[Records about charts and figures]
--- Start ---
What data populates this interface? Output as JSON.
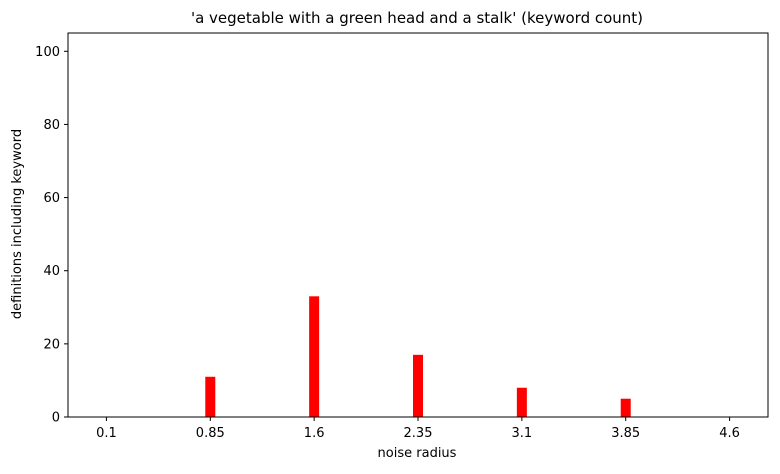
{
  "chart_data": {
    "type": "bar",
    "title": "'a vegetable with a green head and a stalk' (keyword count)",
    "xlabel": "noise radius",
    "ylabel": "definitions including keyword",
    "x_ticks": [
      "0.1",
      "0.85",
      "1.6",
      "2.35",
      "3.1",
      "3.85",
      "4.6"
    ],
    "y_ticks": [
      0,
      20,
      40,
      60,
      80,
      100
    ],
    "ylim": [
      0,
      105
    ],
    "xlim": [
      -0.37,
      6.37
    ],
    "grid": false,
    "bar_color": "#ff0000",
    "bars": [
      {
        "category": "0.1",
        "value": 0
      },
      {
        "category": "0.85",
        "value": 11
      },
      {
        "category": "1.6",
        "value": 33
      },
      {
        "category": "2.35",
        "value": 17
      },
      {
        "category": "3.1",
        "value": 8
      },
      {
        "category": "3.85",
        "value": 5
      },
      {
        "category": "4.6",
        "value": 0
      }
    ]
  }
}
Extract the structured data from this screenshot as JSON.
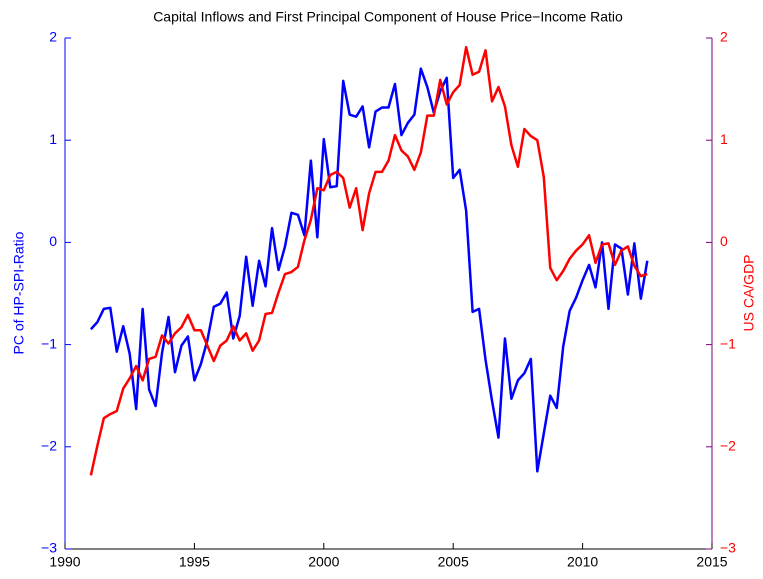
{
  "chart_data": {
    "type": "line",
    "title": "Capital Inflows and First Principal Component of House Price−Income Ratio",
    "ylabel": "PC of HP-SPI-Ratio",
    "y2label": "US CA/GDP",
    "xlim": [
      1990,
      2015
    ],
    "xticks": [
      1990,
      1995,
      2000,
      2005,
      2010,
      2015
    ],
    "ylim": [
      -3,
      2
    ],
    "yticks": [
      {
        "value": -3,
        "label": "−3"
      },
      {
        "value": -2,
        "label": "−2"
      },
      {
        "value": -1,
        "label": "−1"
      },
      0,
      1,
      2
    ],
    "y2lim": [
      -3,
      2
    ],
    "y2ticks": [
      {
        "value": -3,
        "label": "−3"
      },
      {
        "value": -2,
        "label": "−2"
      },
      {
        "value": -1,
        "label": "−1"
      },
      0,
      1,
      2
    ],
    "x": [
      1991,
      1991.25,
      1991.5,
      1991.75,
      1992,
      1992.25,
      1992.5,
      1992.75,
      1993,
      1993.25,
      1993.5,
      1993.75,
      1994,
      1994.25,
      1994.5,
      1994.75,
      1995,
      1995.25,
      1995.5,
      1995.75,
      1996,
      1996.25,
      1996.5,
      1996.75,
      1997,
      1997.25,
      1997.5,
      1997.75,
      1998,
      1998.25,
      1998.5,
      1998.75,
      1999,
      1999.25,
      1999.5,
      1999.75,
      2000,
      2000.25,
      2000.5,
      2000.75,
      2001,
      2001.25,
      2001.5,
      2001.75,
      2002,
      2002.25,
      2002.5,
      2002.75,
      2003,
      2003.25,
      2003.5,
      2003.75,
      2004,
      2004.25,
      2004.5,
      2004.75,
      2005,
      2005.25,
      2005.5,
      2005.75,
      2006,
      2006.25,
      2006.5,
      2006.75,
      2007,
      2007.25,
      2007.5,
      2007.75,
      2008,
      2008.25,
      2008.5,
      2008.75,
      2009,
      2009.25,
      2009.5,
      2009.75,
      2010,
      2010.25,
      2010.5,
      2010.75,
      2011,
      2011.25,
      2011.5,
      2011.75,
      2012,
      2012.25,
      2012.5
    ],
    "series": [
      {
        "color": "#0000ff",
        "axis": "y",
        "values": [
          -0.85,
          -0.78,
          -0.65,
          -0.64,
          -1.07,
          -0.82,
          -1.09,
          -1.63,
          -0.65,
          -1.44,
          -1.6,
          -1.08,
          -0.73,
          -1.27,
          -1.01,
          -0.92,
          -1.35,
          -1.19,
          -0.96,
          -0.63,
          -0.6,
          -0.49,
          -0.94,
          -0.72,
          -0.14,
          -0.62,
          -0.18,
          -0.43,
          0.14,
          -0.27,
          -0.04,
          0.29,
          0.27,
          0.07,
          0.8,
          0.05,
          1.01,
          0.54,
          0.55,
          1.58,
          1.25,
          1.23,
          1.33,
          0.93,
          1.28,
          1.32,
          1.32,
          1.55,
          1.05,
          1.17,
          1.25,
          1.7,
          1.52,
          1.27,
          1.48,
          1.61,
          0.63,
          0.71,
          0.31,
          -0.68,
          -0.65,
          -1.15,
          -1.55,
          -1.91,
          -0.94,
          -1.53,
          -1.35,
          -1.28,
          -1.14,
          -2.24,
          -1.87,
          -1.5,
          -1.62,
          -1.02,
          -0.67,
          -0.54,
          -0.37,
          -0.22,
          -0.44,
          0,
          -0.65,
          -0.02,
          -0.06,
          -0.51,
          -0.01,
          -0.55,
          -0.18
        ]
      },
      {
        "color": "#ff0000",
        "axis": "y2",
        "values": [
          -2.28,
          -1.99,
          -1.72,
          -1.68,
          -1.65,
          -1.43,
          -1.33,
          -1.21,
          -1.35,
          -1.14,
          -1.12,
          -0.91,
          -0.99,
          -0.89,
          -0.83,
          -0.71,
          -0.86,
          -0.86,
          -1.01,
          -1.16,
          -1.01,
          -0.96,
          -0.82,
          -0.96,
          -0.89,
          -1.06,
          -0.96,
          -0.7,
          -0.69,
          -0.49,
          -0.31,
          -0.29,
          -0.24,
          0.02,
          0.22,
          0.53,
          0.51,
          0.66,
          0.69,
          0.63,
          0.34,
          0.53,
          0.12,
          0.48,
          0.69,
          0.69,
          0.8,
          1.05,
          0.9,
          0.84,
          0.71,
          0.88,
          1.24,
          1.24,
          1.59,
          1.35,
          1.47,
          1.54,
          1.91,
          1.64,
          1.67,
          1.88,
          1.38,
          1.52,
          1.33,
          0.95,
          0.74,
          1.11,
          1.04,
          1,
          0.64,
          -0.25,
          -0.37,
          -0.28,
          -0.16,
          -0.08,
          -0.02,
          0.07,
          -0.2,
          -0.02,
          -0.01,
          -0.22,
          -0.08,
          -0.04,
          -0.23,
          -0.33,
          -0.31
        ]
      }
    ]
  }
}
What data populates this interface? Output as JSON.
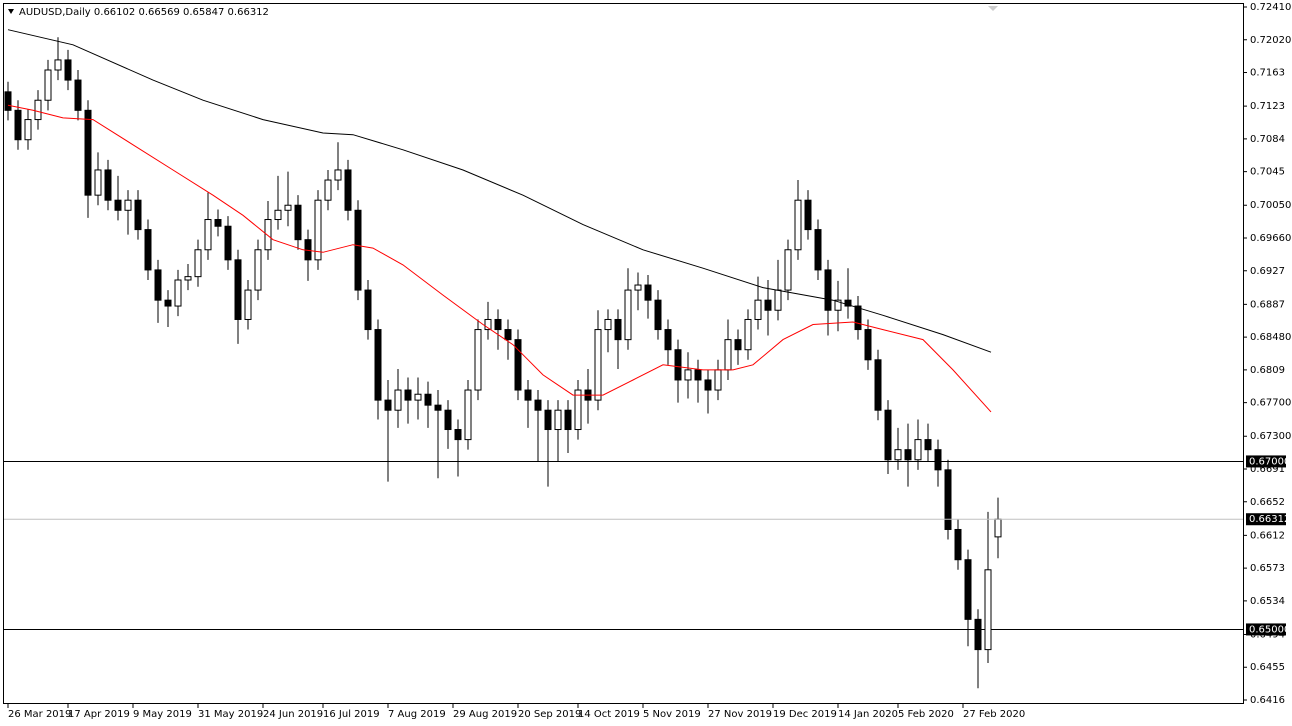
--- End ---
> GIVEN INSTRUCTION: Tally the lines of the listing in which the word "title" occurs, and state the total alone.

> SOLUTION TO THE PROBLEM: 2